Provided records:
[start]

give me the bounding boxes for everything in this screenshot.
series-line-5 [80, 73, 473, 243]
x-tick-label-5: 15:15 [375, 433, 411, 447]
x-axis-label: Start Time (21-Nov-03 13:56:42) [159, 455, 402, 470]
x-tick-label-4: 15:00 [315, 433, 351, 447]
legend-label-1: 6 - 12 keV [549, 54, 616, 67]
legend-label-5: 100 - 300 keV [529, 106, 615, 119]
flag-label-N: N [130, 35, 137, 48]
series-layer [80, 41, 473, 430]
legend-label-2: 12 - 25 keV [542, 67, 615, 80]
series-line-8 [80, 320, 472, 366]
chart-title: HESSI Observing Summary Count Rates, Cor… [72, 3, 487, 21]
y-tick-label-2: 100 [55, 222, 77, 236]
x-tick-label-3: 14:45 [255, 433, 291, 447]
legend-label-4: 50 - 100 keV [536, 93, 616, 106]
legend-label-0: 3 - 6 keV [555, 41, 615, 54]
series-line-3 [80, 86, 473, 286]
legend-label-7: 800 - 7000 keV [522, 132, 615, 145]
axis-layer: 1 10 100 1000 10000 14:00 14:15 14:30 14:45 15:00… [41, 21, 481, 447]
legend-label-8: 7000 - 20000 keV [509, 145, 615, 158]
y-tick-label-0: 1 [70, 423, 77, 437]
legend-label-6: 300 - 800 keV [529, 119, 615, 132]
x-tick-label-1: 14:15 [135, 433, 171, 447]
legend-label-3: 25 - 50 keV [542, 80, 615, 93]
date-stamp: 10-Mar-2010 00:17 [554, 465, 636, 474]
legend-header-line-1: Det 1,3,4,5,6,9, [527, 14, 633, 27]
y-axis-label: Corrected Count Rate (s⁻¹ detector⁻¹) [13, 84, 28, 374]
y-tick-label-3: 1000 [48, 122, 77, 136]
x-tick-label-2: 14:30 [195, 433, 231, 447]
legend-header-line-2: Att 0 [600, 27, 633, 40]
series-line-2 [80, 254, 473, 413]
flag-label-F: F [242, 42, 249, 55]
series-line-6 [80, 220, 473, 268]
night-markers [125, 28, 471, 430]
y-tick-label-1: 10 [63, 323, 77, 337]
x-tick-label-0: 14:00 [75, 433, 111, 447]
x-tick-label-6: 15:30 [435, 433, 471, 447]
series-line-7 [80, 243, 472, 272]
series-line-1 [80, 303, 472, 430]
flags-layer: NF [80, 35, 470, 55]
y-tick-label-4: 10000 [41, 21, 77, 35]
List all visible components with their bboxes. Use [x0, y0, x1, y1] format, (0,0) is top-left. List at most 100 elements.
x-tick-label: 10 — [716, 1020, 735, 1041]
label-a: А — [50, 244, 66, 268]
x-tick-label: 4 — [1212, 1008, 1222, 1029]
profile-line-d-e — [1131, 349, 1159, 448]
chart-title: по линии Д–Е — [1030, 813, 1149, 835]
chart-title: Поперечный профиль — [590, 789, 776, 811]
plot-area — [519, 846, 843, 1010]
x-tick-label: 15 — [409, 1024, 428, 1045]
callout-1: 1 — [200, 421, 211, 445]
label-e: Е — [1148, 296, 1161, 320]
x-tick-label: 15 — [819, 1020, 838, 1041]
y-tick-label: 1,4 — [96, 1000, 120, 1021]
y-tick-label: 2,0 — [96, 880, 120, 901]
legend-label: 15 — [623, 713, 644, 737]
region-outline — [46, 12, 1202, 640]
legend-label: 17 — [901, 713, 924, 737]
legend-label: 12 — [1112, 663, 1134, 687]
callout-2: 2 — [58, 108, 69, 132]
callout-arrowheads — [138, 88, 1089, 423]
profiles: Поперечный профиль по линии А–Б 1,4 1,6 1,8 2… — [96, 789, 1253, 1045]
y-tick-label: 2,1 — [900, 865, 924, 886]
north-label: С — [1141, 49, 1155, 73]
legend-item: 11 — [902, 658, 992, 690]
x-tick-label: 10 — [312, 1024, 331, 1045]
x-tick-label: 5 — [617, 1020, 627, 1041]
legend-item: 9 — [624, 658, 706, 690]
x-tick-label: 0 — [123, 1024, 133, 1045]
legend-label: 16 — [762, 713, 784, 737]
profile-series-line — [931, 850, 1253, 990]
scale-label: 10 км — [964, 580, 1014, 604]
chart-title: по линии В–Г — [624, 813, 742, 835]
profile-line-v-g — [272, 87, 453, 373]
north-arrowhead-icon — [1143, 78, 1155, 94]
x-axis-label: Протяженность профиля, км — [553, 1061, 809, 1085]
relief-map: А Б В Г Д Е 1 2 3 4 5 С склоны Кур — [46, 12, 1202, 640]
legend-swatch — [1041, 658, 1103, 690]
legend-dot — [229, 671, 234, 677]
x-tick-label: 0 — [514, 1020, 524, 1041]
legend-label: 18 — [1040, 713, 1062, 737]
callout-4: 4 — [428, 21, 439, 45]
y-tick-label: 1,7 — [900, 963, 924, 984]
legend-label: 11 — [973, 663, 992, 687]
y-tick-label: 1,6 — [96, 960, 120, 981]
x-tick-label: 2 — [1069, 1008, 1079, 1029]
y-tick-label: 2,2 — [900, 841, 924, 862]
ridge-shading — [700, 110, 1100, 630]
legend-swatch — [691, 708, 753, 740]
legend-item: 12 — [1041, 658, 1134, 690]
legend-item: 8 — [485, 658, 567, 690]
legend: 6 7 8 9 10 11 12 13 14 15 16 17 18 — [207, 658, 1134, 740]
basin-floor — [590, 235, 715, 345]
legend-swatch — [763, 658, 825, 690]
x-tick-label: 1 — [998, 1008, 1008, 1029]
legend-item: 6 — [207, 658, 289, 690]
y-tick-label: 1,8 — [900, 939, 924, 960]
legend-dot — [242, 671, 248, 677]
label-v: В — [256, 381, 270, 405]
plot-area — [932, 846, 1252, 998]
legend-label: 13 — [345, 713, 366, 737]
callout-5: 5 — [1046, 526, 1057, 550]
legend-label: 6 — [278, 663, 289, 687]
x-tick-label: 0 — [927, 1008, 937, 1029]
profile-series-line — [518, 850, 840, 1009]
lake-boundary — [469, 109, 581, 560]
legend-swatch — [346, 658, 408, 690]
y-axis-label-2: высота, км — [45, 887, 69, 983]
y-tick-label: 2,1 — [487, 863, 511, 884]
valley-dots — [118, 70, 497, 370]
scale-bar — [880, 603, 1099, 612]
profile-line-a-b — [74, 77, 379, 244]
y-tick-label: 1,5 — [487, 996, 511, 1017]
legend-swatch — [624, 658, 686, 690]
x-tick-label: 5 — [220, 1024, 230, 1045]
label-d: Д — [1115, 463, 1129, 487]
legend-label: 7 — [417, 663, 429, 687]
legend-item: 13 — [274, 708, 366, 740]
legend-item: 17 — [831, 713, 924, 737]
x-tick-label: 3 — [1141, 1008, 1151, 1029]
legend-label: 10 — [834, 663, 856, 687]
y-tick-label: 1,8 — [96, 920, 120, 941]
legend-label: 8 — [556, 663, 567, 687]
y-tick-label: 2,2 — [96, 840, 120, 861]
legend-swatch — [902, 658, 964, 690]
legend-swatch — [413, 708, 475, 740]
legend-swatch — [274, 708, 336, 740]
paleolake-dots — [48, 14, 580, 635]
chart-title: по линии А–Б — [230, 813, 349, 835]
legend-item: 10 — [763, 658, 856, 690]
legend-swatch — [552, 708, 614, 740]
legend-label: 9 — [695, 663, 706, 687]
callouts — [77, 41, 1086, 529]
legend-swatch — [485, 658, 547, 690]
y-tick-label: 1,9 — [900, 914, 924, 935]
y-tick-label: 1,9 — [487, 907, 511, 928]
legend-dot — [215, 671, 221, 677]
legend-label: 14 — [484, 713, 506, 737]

[end]

Written problem: Rewrite all of the rows above, replacing each "legend-swatch" with "legend-color" and changing nothing else.

Finished task:
give me the bounding boxes for everything in this screenshot.
series-line-5 [80, 73, 473, 243]
x-tick-label-5: 15:15 [375, 433, 411, 447]
x-axis-label: Start Time (21-Nov-03 13:56:42) [159, 455, 402, 470]
x-tick-label-4: 15:00 [315, 433, 351, 447]
legend-label-1: 6 - 12 keV [549, 54, 616, 67]
legend-label-5: 100 - 300 keV [529, 106, 615, 119]
flag-label-N: N [130, 35, 137, 48]
series-layer [80, 41, 473, 430]
legend-label-2: 12 - 25 keV [542, 67, 615, 80]
series-line-8 [80, 320, 472, 366]
chart-title: HESSI Observing Summary Count Rates, Cor… [72, 3, 487, 21]
y-tick-label-2: 100 [55, 222, 77, 236]
x-tick-label-3: 14:45 [255, 433, 291, 447]
legend-label-4: 50 - 100 keV [536, 93, 616, 106]
legend-label-0: 3 - 6 keV [555, 41, 615, 54]
series-line-3 [80, 86, 473, 286]
legend-label-7: 800 - 7000 keV [522, 132, 615, 145]
axis-layer: 1 10 100 1000 10000 14:00 14:15 14:30 14:45 15:00… [41, 21, 481, 447]
legend-label-8: 7000 - 20000 keV [509, 145, 615, 158]
y-tick-label-0: 1 [70, 423, 77, 437]
legend-label-6: 300 - 800 keV [529, 119, 615, 132]
x-tick-label-1: 14:15 [135, 433, 171, 447]
legend-label-3: 25 - 50 keV [542, 80, 615, 93]
date-stamp: 10-Mar-2010 00:17 [554, 465, 636, 474]
legend-header-line-1: Det 1,3,4,5,6,9, [527, 14, 633, 27]
y-axis-label: Corrected Count Rate (s⁻¹ detector⁻¹) [13, 84, 28, 374]
y-tick-label-3: 1000 [48, 122, 77, 136]
x-tick-label-2: 14:30 [195, 433, 231, 447]
legend-header-line-2: Att 0 [600, 27, 633, 40]
series-line-2 [80, 254, 473, 413]
flag-label-F: F [242, 42, 249, 55]
series-line-6 [80, 220, 473, 268]
night-markers [125, 28, 471, 430]
y-tick-label-1: 10 [63, 323, 77, 337]
x-tick-label-0: 14:00 [75, 433, 111, 447]
x-tick-label-6: 15:30 [435, 433, 471, 447]
series-line-7 [80, 243, 472, 272]
series-line-1 [80, 303, 472, 430]
flags-layer: NF [80, 35, 470, 55]
y-tick-label-4: 10000 [41, 21, 77, 35]
List all visible components with their bboxes. Use [x0, y0, x1, y1] format, (0,0) is top-left. List at most 100 elements.
x-tick-label: 10 — [716, 1020, 735, 1041]
label-a: А — [50, 244, 66, 268]
x-tick-label: 4 — [1212, 1008, 1222, 1029]
profile-line-d-e — [1131, 349, 1159, 448]
chart-title: по линии Д–Е — [1030, 813, 1149, 835]
chart-title: Поперечный профиль — [590, 789, 776, 811]
plot-area — [519, 846, 843, 1010]
x-tick-label: 15 — [409, 1024, 428, 1045]
callout-1: 1 — [200, 421, 211, 445]
label-e: Е — [1148, 296, 1161, 320]
x-tick-label: 15 — [819, 1020, 838, 1041]
y-tick-label: 1,4 — [96, 1000, 120, 1021]
y-tick-label: 2,0 — [96, 880, 120, 901]
legend-label: 15 — [623, 713, 644, 737]
region-outline — [46, 12, 1202, 640]
legend-label: 17 — [901, 713, 924, 737]
legend-label: 12 — [1112, 663, 1134, 687]
callout-2: 2 — [58, 108, 69, 132]
callout-arrowheads — [138, 88, 1089, 423]
profiles: Поперечный профиль по линии А–Б 1,4 1,6 1,8 2… — [96, 789, 1253, 1045]
y-tick-label: 2,1 — [900, 865, 924, 886]
north-label: С — [1141, 49, 1155, 73]
legend-item: 11 — [902, 658, 992, 690]
x-tick-label: 10 — [312, 1024, 331, 1045]
x-tick-label: 5 — [617, 1020, 627, 1041]
legend-item: 9 — [624, 658, 706, 690]
x-tick-label: 0 — [123, 1024, 133, 1045]
legend-label: 16 — [762, 713, 784, 737]
profile-series-line — [931, 850, 1253, 990]
scale-label: 10 км — [964, 580, 1014, 604]
chart-title: по линии В–Г — [624, 813, 742, 835]
profile-line-v-g — [272, 87, 453, 373]
north-arrowhead-icon — [1143, 78, 1155, 94]
x-axis-label: Протяженность профиля, км — [553, 1061, 809, 1085]
relief-map: А Б В Г Д Е 1 2 3 4 5 С склоны Кур — [46, 12, 1202, 640]
legend-color — [1041, 658, 1103, 690]
legend-dot — [229, 671, 234, 677]
x-tick-label: 0 — [514, 1020, 524, 1041]
legend-label: 18 — [1040, 713, 1062, 737]
callout-4: 4 — [428, 21, 439, 45]
y-tick-label: 1,7 — [900, 963, 924, 984]
legend-label: 11 — [973, 663, 992, 687]
y-tick-label: 1,6 — [96, 960, 120, 981]
x-tick-label: 2 — [1069, 1008, 1079, 1029]
y-tick-label: 2,2 — [900, 841, 924, 862]
ridge-shading — [700, 110, 1100, 630]
legend-color — [691, 708, 753, 740]
legend-item: 12 — [1041, 658, 1134, 690]
legend-item: 8 — [485, 658, 567, 690]
legend: 6 7 8 9 10 11 12 13 14 15 16 17 18 — [207, 658, 1134, 740]
basin-floor — [590, 235, 715, 345]
legend-color — [763, 658, 825, 690]
x-tick-label: 1 — [998, 1008, 1008, 1029]
legend-item: 6 — [207, 658, 289, 690]
y-tick-label: 1,8 — [900, 939, 924, 960]
legend-dot — [242, 671, 248, 677]
label-v: В — [256, 381, 270, 405]
plot-area — [932, 846, 1252, 998]
legend-label: 13 — [345, 713, 366, 737]
callout-5: 5 — [1046, 526, 1057, 550]
legend-label: 6 — [278, 663, 289, 687]
x-tick-label: 0 — [927, 1008, 937, 1029]
profile-series-line — [518, 850, 840, 1009]
lake-boundary — [469, 109, 581, 560]
legend-color — [346, 658, 408, 690]
y-axis-label-2: высота, км — [45, 887, 69, 983]
y-tick-label: 2,1 — [487, 863, 511, 884]
valley-dots — [118, 70, 497, 370]
scale-bar — [880, 603, 1099, 612]
profile-line-a-b — [74, 77, 379, 244]
y-tick-label: 1,5 — [487, 996, 511, 1017]
legend-color — [624, 658, 686, 690]
x-tick-label: 5 — [220, 1024, 230, 1045]
label-d: Д — [1115, 463, 1129, 487]
legend-label: 7 — [417, 663, 429, 687]
legend-item: 13 — [274, 708, 366, 740]
legend-item: 17 — [831, 713, 924, 737]
x-tick-label: 3 — [1141, 1008, 1151, 1029]
legend-label: 10 — [834, 663, 856, 687]
y-tick-label: 1,8 — [96, 920, 120, 941]
legend-label: 8 — [556, 663, 567, 687]
y-tick-label: 2,2 — [96, 840, 120, 861]
legend-color — [902, 658, 964, 690]
legend-color — [413, 708, 475, 740]
legend-color — [274, 708, 336, 740]
paleolake-dots — [48, 14, 580, 635]
chart-title: по линии А–Б — [230, 813, 349, 835]
legend-item: 10 — [763, 658, 856, 690]
legend-color — [552, 708, 614, 740]
legend-label: 9 — [695, 663, 706, 687]
callouts — [77, 41, 1086, 529]
legend-color — [485, 658, 547, 690]
y-tick-label: 1,9 — [900, 914, 924, 935]
y-tick-label: 1,9 — [487, 907, 511, 928]
legend-dot — [215, 671, 221, 677]
legend-label: 14 — [484, 713, 506, 737]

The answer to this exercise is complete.